* _Task to complete_
Where a line in the listing contains the string "nádraží", copy that line out.

* _Task input_
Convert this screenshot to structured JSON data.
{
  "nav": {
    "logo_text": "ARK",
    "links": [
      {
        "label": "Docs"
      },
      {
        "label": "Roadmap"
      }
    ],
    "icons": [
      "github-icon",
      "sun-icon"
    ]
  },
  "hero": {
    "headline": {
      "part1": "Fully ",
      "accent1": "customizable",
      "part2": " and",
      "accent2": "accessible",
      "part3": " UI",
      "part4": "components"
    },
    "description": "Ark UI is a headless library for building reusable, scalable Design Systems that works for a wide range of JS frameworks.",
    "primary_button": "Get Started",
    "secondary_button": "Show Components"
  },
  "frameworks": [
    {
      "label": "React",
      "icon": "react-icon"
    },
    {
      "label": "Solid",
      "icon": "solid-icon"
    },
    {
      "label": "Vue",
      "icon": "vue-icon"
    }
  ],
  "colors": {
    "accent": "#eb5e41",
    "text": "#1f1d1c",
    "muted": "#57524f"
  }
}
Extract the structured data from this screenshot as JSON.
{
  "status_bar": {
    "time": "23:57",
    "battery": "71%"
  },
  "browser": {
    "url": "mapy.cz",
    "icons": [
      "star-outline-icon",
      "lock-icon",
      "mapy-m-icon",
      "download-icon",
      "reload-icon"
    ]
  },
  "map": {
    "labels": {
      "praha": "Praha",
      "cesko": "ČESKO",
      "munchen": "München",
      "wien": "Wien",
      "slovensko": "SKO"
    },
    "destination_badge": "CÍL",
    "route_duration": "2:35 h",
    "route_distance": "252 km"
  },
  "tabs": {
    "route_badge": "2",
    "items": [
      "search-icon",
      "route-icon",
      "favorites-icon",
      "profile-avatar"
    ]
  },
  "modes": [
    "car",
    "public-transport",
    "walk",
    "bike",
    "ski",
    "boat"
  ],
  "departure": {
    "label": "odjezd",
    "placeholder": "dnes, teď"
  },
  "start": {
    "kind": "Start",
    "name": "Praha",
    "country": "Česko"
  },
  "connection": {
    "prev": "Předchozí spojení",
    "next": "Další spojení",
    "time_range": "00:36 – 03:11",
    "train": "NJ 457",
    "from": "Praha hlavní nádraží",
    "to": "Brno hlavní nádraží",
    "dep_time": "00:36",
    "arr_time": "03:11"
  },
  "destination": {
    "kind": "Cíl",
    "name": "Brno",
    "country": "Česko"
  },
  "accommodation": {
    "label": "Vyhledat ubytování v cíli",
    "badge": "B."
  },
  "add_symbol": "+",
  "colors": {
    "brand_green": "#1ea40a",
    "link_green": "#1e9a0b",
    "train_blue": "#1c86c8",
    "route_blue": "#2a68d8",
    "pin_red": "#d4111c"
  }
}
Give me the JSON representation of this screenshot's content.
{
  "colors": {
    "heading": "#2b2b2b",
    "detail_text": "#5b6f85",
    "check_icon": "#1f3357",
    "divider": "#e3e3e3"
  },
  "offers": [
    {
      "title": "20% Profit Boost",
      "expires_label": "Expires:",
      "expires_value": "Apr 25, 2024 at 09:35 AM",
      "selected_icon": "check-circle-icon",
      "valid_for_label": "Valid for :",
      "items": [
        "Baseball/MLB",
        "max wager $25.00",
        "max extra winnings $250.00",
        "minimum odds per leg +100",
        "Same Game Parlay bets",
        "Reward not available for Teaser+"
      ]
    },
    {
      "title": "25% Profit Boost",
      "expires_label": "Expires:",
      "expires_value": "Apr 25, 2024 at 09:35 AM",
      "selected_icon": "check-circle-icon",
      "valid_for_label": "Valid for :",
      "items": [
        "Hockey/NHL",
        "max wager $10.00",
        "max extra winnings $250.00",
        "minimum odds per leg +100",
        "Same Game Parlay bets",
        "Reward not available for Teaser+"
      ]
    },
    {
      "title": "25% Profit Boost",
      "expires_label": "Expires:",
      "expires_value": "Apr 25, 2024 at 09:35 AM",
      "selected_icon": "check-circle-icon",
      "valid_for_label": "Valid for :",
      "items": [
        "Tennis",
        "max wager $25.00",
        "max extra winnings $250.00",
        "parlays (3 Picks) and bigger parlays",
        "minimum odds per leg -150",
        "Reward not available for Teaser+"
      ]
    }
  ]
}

* _Solution to this problem_
    "from": "Praha hlavní nádraží",
    "to": "Brno hlavní nádraží",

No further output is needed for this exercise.